═════ TASK DATA

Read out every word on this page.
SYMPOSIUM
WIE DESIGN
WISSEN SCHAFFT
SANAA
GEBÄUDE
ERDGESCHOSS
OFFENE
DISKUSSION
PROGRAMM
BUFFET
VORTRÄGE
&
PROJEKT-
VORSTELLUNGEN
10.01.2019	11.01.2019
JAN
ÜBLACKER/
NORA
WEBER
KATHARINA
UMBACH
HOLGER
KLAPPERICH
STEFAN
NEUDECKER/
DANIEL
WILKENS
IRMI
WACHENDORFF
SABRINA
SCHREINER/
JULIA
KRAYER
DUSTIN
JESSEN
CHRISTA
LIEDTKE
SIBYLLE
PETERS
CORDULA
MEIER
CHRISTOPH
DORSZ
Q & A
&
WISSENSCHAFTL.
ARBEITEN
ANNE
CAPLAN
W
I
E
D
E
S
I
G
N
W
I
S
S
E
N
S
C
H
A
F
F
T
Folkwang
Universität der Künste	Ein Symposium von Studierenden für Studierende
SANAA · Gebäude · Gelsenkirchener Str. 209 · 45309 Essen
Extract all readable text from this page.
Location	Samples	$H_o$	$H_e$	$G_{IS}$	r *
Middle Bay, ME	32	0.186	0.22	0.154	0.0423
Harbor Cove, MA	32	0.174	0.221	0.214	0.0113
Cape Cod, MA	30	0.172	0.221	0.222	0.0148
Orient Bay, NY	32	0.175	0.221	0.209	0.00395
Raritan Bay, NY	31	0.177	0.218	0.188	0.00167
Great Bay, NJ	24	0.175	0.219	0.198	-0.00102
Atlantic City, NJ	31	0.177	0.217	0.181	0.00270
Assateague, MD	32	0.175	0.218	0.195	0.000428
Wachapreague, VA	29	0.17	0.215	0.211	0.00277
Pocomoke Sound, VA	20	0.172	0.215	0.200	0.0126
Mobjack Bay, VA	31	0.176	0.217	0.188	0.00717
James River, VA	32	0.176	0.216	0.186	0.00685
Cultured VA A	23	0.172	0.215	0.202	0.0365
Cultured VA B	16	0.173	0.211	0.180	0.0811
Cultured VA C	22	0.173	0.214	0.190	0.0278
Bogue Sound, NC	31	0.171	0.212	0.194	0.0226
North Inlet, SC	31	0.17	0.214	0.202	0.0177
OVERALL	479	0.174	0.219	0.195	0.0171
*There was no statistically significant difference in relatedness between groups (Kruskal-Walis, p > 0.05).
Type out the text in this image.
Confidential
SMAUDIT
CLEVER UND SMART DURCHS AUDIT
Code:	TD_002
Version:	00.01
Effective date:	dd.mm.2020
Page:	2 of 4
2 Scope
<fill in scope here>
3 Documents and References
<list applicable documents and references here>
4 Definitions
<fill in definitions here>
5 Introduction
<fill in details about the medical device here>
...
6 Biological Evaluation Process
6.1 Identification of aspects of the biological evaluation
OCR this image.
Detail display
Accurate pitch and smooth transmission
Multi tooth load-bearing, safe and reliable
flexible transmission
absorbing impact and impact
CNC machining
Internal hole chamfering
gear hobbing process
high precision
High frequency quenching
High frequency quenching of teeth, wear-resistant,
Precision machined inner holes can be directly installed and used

══════════

● **EXERCISE AIM**:
Read the entries above, then pull out the lines that include "SANAA".

● **TASK SOLUTION**:
SANAA
SANAA · Gebäude · Gelsenkirchener Str. 209 · 45309 Essen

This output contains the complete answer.